* Written request:
Output the lines that follow exactly as they are.

* Data excerpts:
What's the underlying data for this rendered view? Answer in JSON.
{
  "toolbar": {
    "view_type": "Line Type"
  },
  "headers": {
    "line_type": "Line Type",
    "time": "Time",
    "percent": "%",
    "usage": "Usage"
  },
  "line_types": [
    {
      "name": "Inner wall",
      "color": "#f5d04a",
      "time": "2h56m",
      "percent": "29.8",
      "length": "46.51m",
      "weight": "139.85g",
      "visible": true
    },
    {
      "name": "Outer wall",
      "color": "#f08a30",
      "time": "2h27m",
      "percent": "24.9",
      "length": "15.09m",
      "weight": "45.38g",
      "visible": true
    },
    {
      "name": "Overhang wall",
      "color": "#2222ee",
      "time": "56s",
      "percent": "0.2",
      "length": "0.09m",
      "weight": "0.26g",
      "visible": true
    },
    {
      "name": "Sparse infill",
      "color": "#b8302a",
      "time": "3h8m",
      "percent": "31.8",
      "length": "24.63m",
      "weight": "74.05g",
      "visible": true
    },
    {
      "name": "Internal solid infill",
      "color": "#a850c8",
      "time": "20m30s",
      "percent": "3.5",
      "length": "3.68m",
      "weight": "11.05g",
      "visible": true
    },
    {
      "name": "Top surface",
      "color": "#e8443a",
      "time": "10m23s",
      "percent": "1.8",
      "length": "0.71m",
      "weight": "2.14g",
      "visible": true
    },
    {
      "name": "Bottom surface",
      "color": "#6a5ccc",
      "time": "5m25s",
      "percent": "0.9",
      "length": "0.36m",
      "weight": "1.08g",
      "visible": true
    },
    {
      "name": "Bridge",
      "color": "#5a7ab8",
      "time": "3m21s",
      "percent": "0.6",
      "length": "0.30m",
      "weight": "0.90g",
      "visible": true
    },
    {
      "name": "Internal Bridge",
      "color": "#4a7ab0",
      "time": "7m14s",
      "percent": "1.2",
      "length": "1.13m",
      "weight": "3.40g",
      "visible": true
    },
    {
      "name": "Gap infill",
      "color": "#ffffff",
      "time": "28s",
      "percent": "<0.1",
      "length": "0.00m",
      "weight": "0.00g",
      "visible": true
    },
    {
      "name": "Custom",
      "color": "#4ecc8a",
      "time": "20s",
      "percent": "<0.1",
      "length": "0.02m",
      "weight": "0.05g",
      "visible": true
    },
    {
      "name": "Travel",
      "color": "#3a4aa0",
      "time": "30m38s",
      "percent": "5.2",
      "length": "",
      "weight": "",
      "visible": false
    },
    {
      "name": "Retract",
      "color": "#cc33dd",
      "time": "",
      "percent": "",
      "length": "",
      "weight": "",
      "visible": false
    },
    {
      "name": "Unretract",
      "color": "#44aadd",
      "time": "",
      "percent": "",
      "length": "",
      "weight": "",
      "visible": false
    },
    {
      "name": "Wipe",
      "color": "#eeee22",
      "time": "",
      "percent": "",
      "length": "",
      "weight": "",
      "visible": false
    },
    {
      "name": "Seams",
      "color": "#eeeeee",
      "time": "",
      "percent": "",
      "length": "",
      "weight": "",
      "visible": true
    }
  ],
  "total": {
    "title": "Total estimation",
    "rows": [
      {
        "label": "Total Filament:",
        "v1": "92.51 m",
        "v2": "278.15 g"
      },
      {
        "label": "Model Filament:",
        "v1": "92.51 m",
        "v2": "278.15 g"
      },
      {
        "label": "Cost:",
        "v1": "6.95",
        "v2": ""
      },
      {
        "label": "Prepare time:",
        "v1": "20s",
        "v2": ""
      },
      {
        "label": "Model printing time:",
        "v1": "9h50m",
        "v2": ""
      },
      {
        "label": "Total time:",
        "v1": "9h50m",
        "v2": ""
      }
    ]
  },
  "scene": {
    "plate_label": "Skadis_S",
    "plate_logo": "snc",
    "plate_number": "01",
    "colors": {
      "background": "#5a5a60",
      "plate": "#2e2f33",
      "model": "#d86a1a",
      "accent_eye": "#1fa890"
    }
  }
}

* Final result:
What's the underlying data for this rendered view? Answer in JSON.
{
  "toolbar": {
    "view_type": "Line Type"
  },
  "headers": {
    "line_type": "Line Type",
    "time": "Time",
    "percent": "%",
    "usage": "Usage"
  },
  "line_types": [
    {
      "name": "Inner wall",
      "color": "#f5d04a",
      "time": "2h56m",
      "percent": "29.8",
      "length": "46.51m",
      "weight": "139.85g",
      "visible": true
    },
    {
      "name": "Outer wall",
      "color": "#f08a30",
      "time": "2h27m",
      "percent": "24.9",
      "length": "15.09m",
      "weight": "45.38g",
      "visible": true
    },
    {
      "name": "Overhang wall",
      "color": "#2222ee",
      "time": "56s",
      "percent": "0.2",
      "length": "0.09m",
      "weight": "0.26g",
      "visible": true
    },
    {
      "name": "Sparse infill",
      "color": "#b8302a",
      "time": "3h8m",
      "percent": "31.8",
      "length": "24.63m",
      "weight": "74.05g",
      "visible": true
    },
    {
      "name": "Internal solid infill",
      "color": "#a850c8",
      "time": "20m30s",
      "percent": "3.5",
      "length": "3.68m",
      "weight": "11.05g",
      "visible": true
    },
    {
      "name": "Top surface",
      "color": "#e8443a",
      "time": "10m23s",
      "percent": "1.8",
      "length": "0.71m",
      "weight": "2.14g",
      "visible": true
    },
    {
      "name": "Bottom surface",
      "color": "#6a5ccc",
      "time": "5m25s",
      "percent": "0.9",
      "length": "0.36m",
      "weight": "1.08g",
      "visible": true
    },
    {
      "name": "Bridge",
      "color": "#5a7ab8",
      "time": "3m21s",
      "percent": "0.6",
      "length": "0.30m",
      "weight": "0.90g",
      "visible": true
    },
    {
      "name": "Internal Bridge",
      "color": "#4a7ab0",
      "time": "7m14s",
      "percent": "1.2",
      "length": "1.13m",
      "weight": "3.40g",
      "visible": true
    },
    {
      "name": "Gap infill",
      "color": "#ffffff",
      "time": "28s",
      "percent": "<0.1",
      "length": "0.00m",
      "weight": "0.00g",
      "visible": true
    },
    {
      "name": "Custom",
      "color": "#4ecc8a",
      "time": "20s",
      "percent": "<0.1",
      "length": "0.02m",
      "weight": "0.05g",
      "visible": true
    },
    {
      "name": "Travel",
      "color": "#3a4aa0",
      "time": "30m38s",
      "percent": "5.2",
      "length": "",
      "weight": "",
      "visible": false
    },
    {
      "name": "Retract",
      "color": "#cc33dd",
      "time": "",
      "percent": "",
      "length": "",
      "weight": "",
      "visible": false
    },
    {
      "name": "Unretract",
      "color": "#44aadd",
      "time": "",
      "percent": "",
      "length": "",
      "weight": "",
      "visible": false
    },
    {
      "name": "Wipe",
      "color": "#eeee22",
      "time": "",
      "percent": "",
      "length": "",
      "weight": "",
      "visible": false
    },
    {
      "name": "Seams",
      "color": "#eeeeee",
      "time": "",
      "percent": "",
      "length": "",
      "weight": "",
      "visible": true
    }
  ],
  "total": {
    "title": "Total estimation",
    "rows": [
      {
        "label": "Total Filament:",
        "v1": "92.51 m",
        "v2": "278.15 g"
      },
      {
        "label": "Model Filament:",
        "v1": "92.51 m",
        "v2": "278.15 g"
      },
      {
        "label": "Cost:",
        "v1": "6.95",
        "v2": ""
      },
      {
        "label": "Prepare time:",
        "v1": "20s",
        "v2": ""
      },
      {
        "label": "Model printing time:",
        "v1": "9h50m",
        "v2": ""
      },
      {
        "label": "Total time:",
        "v1": "9h50m",
        "v2": ""
      }
    ]
  },
  "scene": {
    "plate_label": "Skadis_S",
    "plate_logo": "snc",
    "plate_number": "01",
    "colors": {
      "background": "#5a5a60",
      "plate": "#2e2f33",
      "model": "#d86a1a",
      "accent_eye": "#1fa890"
    }
  }
}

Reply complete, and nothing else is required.